### Records supplied
===============
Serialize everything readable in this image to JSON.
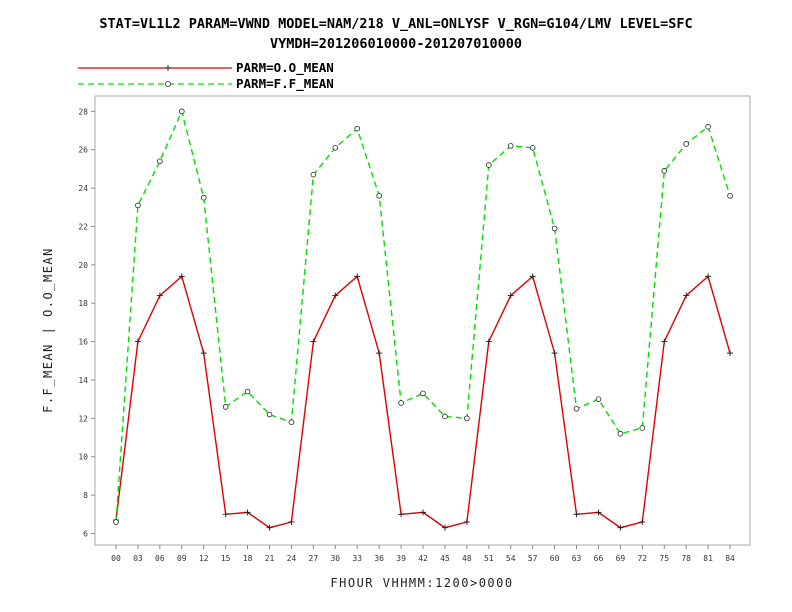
{
  "chart_data": {
    "type": "line",
    "title_line1": "STAT=VL1L2 PARAM=VWND MODEL=NAM/218 V_ANL=ONLYSF V_RGN=G104/LMV LEVEL=SFC",
    "title_line2": "VYMDH=201206010000-201207010000",
    "xlabel": "FHOUR VHHMM:1200>0000",
    "ylabel": "F.F_MEAN | O.O_MEAN",
    "categories": [
      "00",
      "03",
      "06",
      "09",
      "12",
      "15",
      "18",
      "21",
      "24",
      "27",
      "30",
      "33",
      "36",
      "39",
      "42",
      "45",
      "48",
      "51",
      "54",
      "57",
      "60",
      "63",
      "66",
      "69",
      "72",
      "75",
      "78",
      "81",
      "84"
    ],
    "ylim": [
      5.4,
      28.8
    ],
    "yticks": [
      6,
      8,
      10,
      12,
      14,
      16,
      18,
      20,
      22,
      24,
      26,
      28
    ],
    "legend_position": "top-left",
    "series": [
      {
        "name": "PARM=O.O_MEAN",
        "color": "#e00000",
        "dash": "solid",
        "marker": "plus",
        "values": [
          6.7,
          16.0,
          18.4,
          19.4,
          15.4,
          7.0,
          7.1,
          6.3,
          6.6,
          16.0,
          18.4,
          19.4,
          15.4,
          7.0,
          7.1,
          6.3,
          6.6,
          16.0,
          18.4,
          19.4,
          15.4,
          7.0,
          7.1,
          6.3,
          6.6,
          16.0,
          18.4,
          19.4,
          15.4
        ]
      },
      {
        "name": "PARM=F.F_MEAN",
        "color": "#00e000",
        "dash": "dashed",
        "marker": "circle",
        "values": [
          6.6,
          23.1,
          25.4,
          28.0,
          23.5,
          12.6,
          13.4,
          12.2,
          11.8,
          24.7,
          26.1,
          27.1,
          23.6,
          12.8,
          13.3,
          12.1,
          12.0,
          25.2,
          26.2,
          26.1,
          21.9,
          12.5,
          13.0,
          11.2,
          11.5,
          24.9,
          26.3,
          27.2,
          23.6
        ]
      }
    ]
  }
}
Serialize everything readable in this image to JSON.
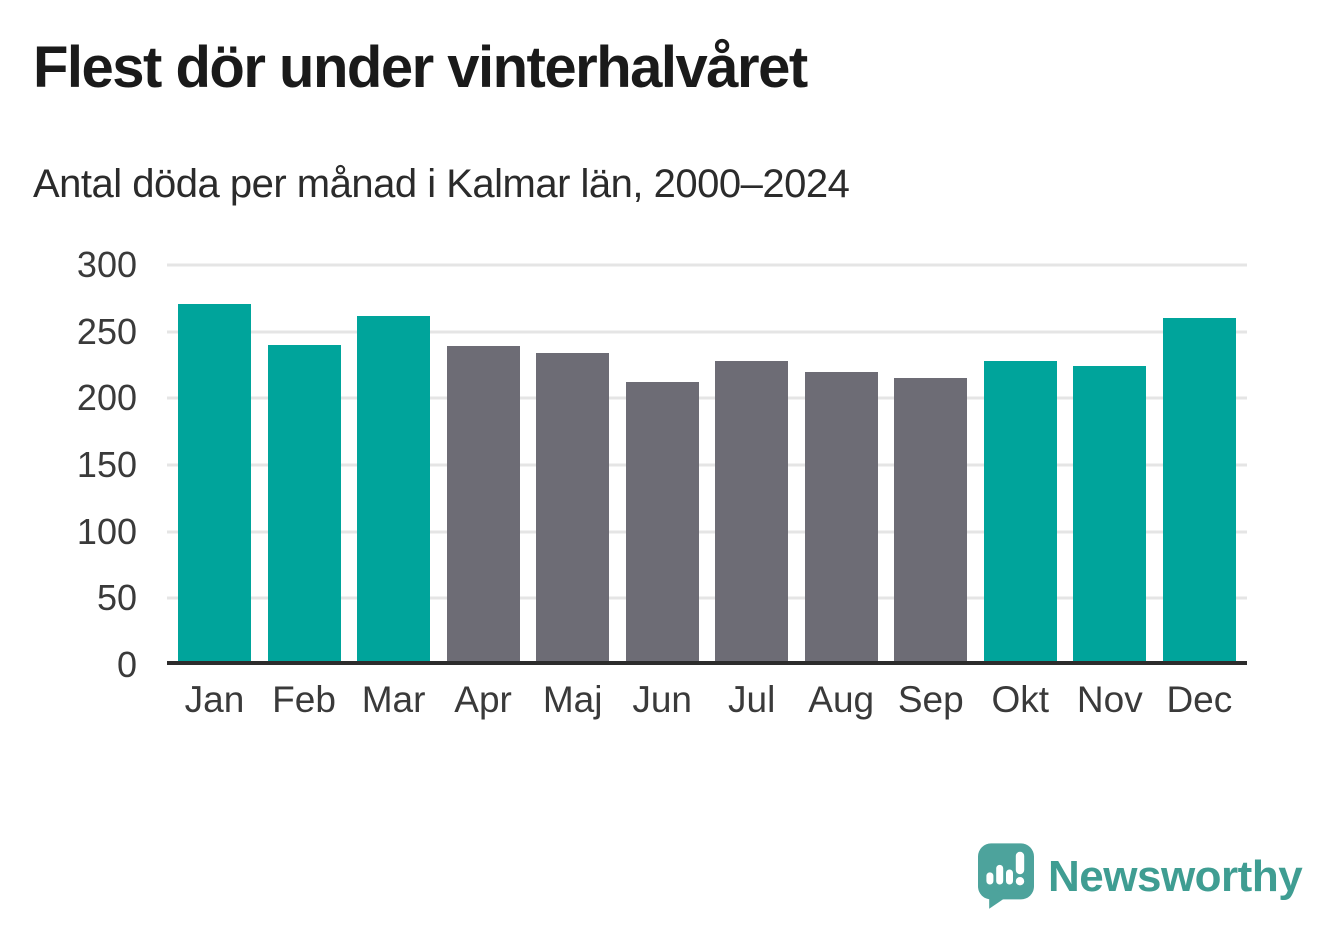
{
  "chart": {
    "title": "Flest dör under vinterhalvåret",
    "subtitle": "Antal döda per månad i Kalmar län, 2000–2024"
  },
  "chart_data": {
    "type": "bar",
    "title": "Flest dör under vinterhalvåret",
    "subtitle": "Antal döda per månad i Kalmar län, 2000–2024",
    "categories": [
      "Jan",
      "Feb",
      "Mar",
      "Apr",
      "Maj",
      "Jun",
      "Jul",
      "Aug",
      "Sep",
      "Okt",
      "Nov",
      "Dec"
    ],
    "values": [
      268,
      237,
      259,
      236,
      231,
      209,
      225,
      217,
      212,
      225,
      221,
      257
    ],
    "bar_colors": [
      "#00a49b",
      "#00a49b",
      "#00a49b",
      "#6d6c75",
      "#6d6c75",
      "#6d6c75",
      "#6d6c75",
      "#6d6c75",
      "#6d6c75",
      "#00a49b",
      "#00a49b",
      "#00a49b"
    ],
    "highlight_color": "#00a49b",
    "muted_color": "#6d6c75",
    "xlabel": "",
    "ylabel": "",
    "ylim": [
      0,
      300
    ],
    "yticks": [
      0,
      50,
      100,
      150,
      200,
      250,
      300
    ],
    "grid": true,
    "legend": false,
    "gridline_color": "#e5e5e5",
    "axis_color": "#2c2c2c"
  },
  "branding": {
    "name": "Newsworthy",
    "logo_icon": "speech-bubble-bar-chart-icon",
    "bubble_color": "#4da39c",
    "text_color": "#3f9d92"
  }
}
===============
### Written request
Give the data above again in full and unchanged, skipping the pictures.

### Answer in full
Serialize everything readable in this image to JSON.
{
  "chart_data": {
    "type": "line",
    "title_line1": "STAT=VL1L2 PARAM=VWND MODEL=NAM/218 V_ANL=ONLYSF V_RGN=G104/LMV LEVEL=SFC",
    "title_line2": "VYMDH=201206010000-201207010000",
    "xlabel": "FHOUR VHHMM:1200>0000",
    "ylabel": "F.F_MEAN | O.O_MEAN",
    "categories": [
      "00",
      "03",
      "06",
      "09",
      "12",
      "15",
      "18",
      "21",
      "24",
      "27",
      "30",
      "33",
      "36",
      "39",
      "42",
      "45",
      "48",
      "51",
      "54",
      "57",
      "60",
      "63",
      "66",
      "69",
      "72",
      "75",
      "78",
      "81",
      "84"
    ],
    "ylim": [
      5.4,
      28.8
    ],
    "yticks": [
      6,
      8,
      10,
      12,
      14,
      16,
      18,
      20,
      22,
      24,
      26,
      28
    ],
    "legend_position": "top-left",
    "series": [
      {
        "name": "PARM=O.O_MEAN",
        "color": "#e00000",
        "dash": "solid",
        "marker": "plus",
        "values": [
          6.7,
          16.0,
          18.4,
          19.4,
          15.4,
          7.0,
          7.1,
          6.3,
          6.6,
          16.0,
          18.4,
          19.4,
          15.4,
          7.0,
          7.1,
          6.3,
          6.6,
          16.0,
          18.4,
          19.4,
          15.4,
          7.0,
          7.1,
          6.3,
          6.6,
          16.0,
          18.4,
          19.4,
          15.4
        ]
      },
      {
        "name": "PARM=F.F_MEAN",
        "color": "#00e000",
        "dash": "dashed",
        "marker": "circle",
        "values": [
          6.6,
          23.1,
          25.4,
          28.0,
          23.5,
          12.6,
          13.4,
          12.2,
          11.8,
          24.7,
          26.1,
          27.1,
          23.6,
          12.8,
          13.3,
          12.1,
          12.0,
          25.2,
          26.2,
          26.1,
          21.9,
          12.5,
          13.0,
          11.2,
          11.5,
          24.9,
          26.3,
          27.2,
          23.6
        ]
      }
    ]
  }
}
Serialize everything readable in this image to JSON.
{
  "chart": {
    "title": "Flest dör under vinterhalvåret",
    "subtitle": "Antal döda per månad i Kalmar län, 2000–2024"
  },
  "chart_data": {
    "type": "bar",
    "title": "Flest dör under vinterhalvåret",
    "subtitle": "Antal döda per månad i Kalmar län, 2000–2024",
    "categories": [
      "Jan",
      "Feb",
      "Mar",
      "Apr",
      "Maj",
      "Jun",
      "Jul",
      "Aug",
      "Sep",
      "Okt",
      "Nov",
      "Dec"
    ],
    "values": [
      268,
      237,
      259,
      236,
      231,
      209,
      225,
      217,
      212,
      225,
      221,
      257
    ],
    "bar_colors": [
      "#00a49b",
      "#00a49b",
      "#00a49b",
      "#6d6c75",
      "#6d6c75",
      "#6d6c75",
      "#6d6c75",
      "#6d6c75",
      "#6d6c75",
      "#00a49b",
      "#00a49b",
      "#00a49b"
    ],
    "highlight_color": "#00a49b",
    "muted_color": "#6d6c75",
    "xlabel": "",
    "ylabel": "",
    "ylim": [
      0,
      300
    ],
    "yticks": [
      0,
      50,
      100,
      150,
      200,
      250,
      300
    ],
    "grid": true,
    "legend": false,
    "gridline_color": "#e5e5e5",
    "axis_color": "#2c2c2c"
  },
  "branding": {
    "name": "Newsworthy",
    "logo_icon": "speech-bubble-bar-chart-icon",
    "bubble_color": "#4da39c",
    "text_color": "#3f9d92"
  }
}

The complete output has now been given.